Extracted data entries =>
━━━━━━━━━━━━━━━━

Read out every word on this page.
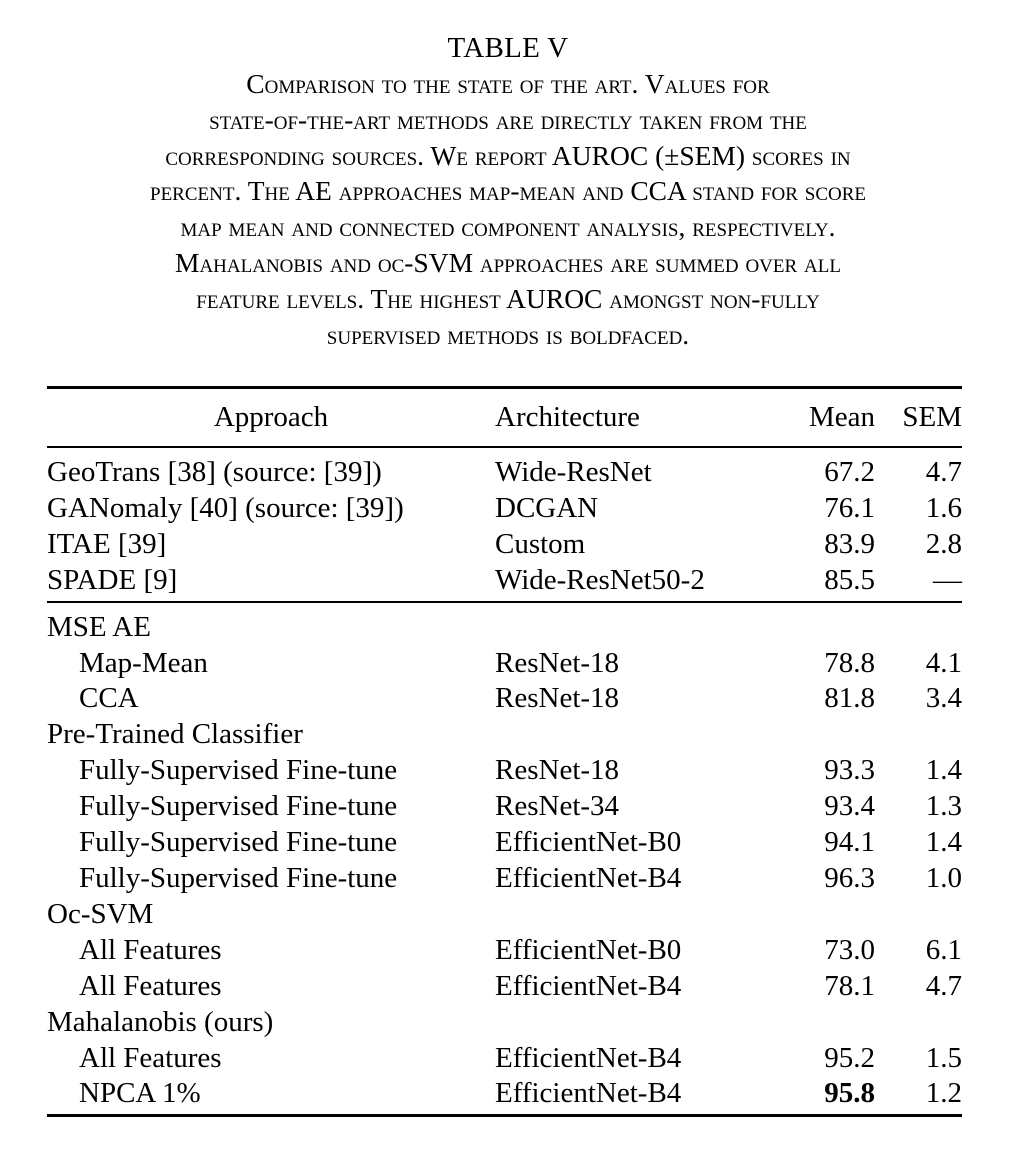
TABLE V
Comparison to the state of the art. Values for
state-of-the-art methods are directly taken from the
corresponding sources. We report AUROC (±SEM) scores in
percent. The AE approaches map-mean and CCA stand for score
map mean and connected component analysis, respectively.
Mahalanobis and oc-SVM approaches are summed over all
feature levels. The highest AUROC amongst non-fully
supervised methods is boldfaced.
Approach	Architecture	Mean	SEM
GeoTrans [38] (source: [39])	Wide-ResNet	67.2	4.7
GANomaly [40] (source: [39])	DCGAN	76.1	1.6
ITAE [39]	Custom	83.9	2.8
SPADE [9]	Wide-ResNet50-2	85.5	—
MSE AE			
Map-Mean	ResNet-18	78.8	4.1
CCA	ResNet-18	81.8	3.4
Pre-Trained Classifier			
Fully-Supervised Fine-tune	ResNet-18	93.3	1.4
Fully-Supervised Fine-tune	ResNet-34	93.4	1.3
Fully-Supervised Fine-tune	EfficientNet-B0	94.1	1.4
Fully-Supervised Fine-tune	EfficientNet-B4	96.3	1.0
Oc-SVM			
All Features	EfficientNet-B0	73.0	6.1
All Features	EfficientNet-B4	78.1	4.7
Mahalanobis (ours)			
All Features	EfficientNet-B4	95.2	1.5
NPCA 1%	EfficientNet-B4	95.8	1.2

━━━━━━━━━━━━━━━━

Instructions for the task => Every line of the data above should be quoted exactly. Omit the pictures.

Correct output =>
Read out every word on this page.
TABLE V
Comparison to the state of the art. Values for
state-of-the-art methods are directly taken from the
corresponding sources. We report AUROC (±SEM) scores in
percent. The AE approaches map-mean and CCA stand for score
map mean and connected component analysis, respectively.
Mahalanobis and oc-SVM approaches are summed over all
feature levels. The highest AUROC amongst non-fully
supervised methods is boldfaced.
Approach	Architecture	Mean	SEM
GeoTrans [38] (source: [39])	Wide-ResNet	67.2	4.7
GANomaly [40] (source: [39])	DCGAN	76.1	1.6
ITAE [39]	Custom	83.9	2.8
SPADE [9]	Wide-ResNet50-2	85.5	—
MSE AE			
Map-Mean	ResNet-18	78.8	4.1
CCA	ResNet-18	81.8	3.4
Pre-Trained Classifier			
Fully-Supervised Fine-tune	ResNet-18	93.3	1.4
Fully-Supervised Fine-tune	ResNet-34	93.4	1.3
Fully-Supervised Fine-tune	EfficientNet-B0	94.1	1.4
Fully-Supervised Fine-tune	EfficientNet-B4	96.3	1.0
Oc-SVM			
All Features	EfficientNet-B0	73.0	6.1
All Features	EfficientNet-B4	78.1	4.7
Mahalanobis (ours)			
All Features	EfficientNet-B4	95.2	1.5
NPCA 1%	EfficientNet-B4	95.8	1.2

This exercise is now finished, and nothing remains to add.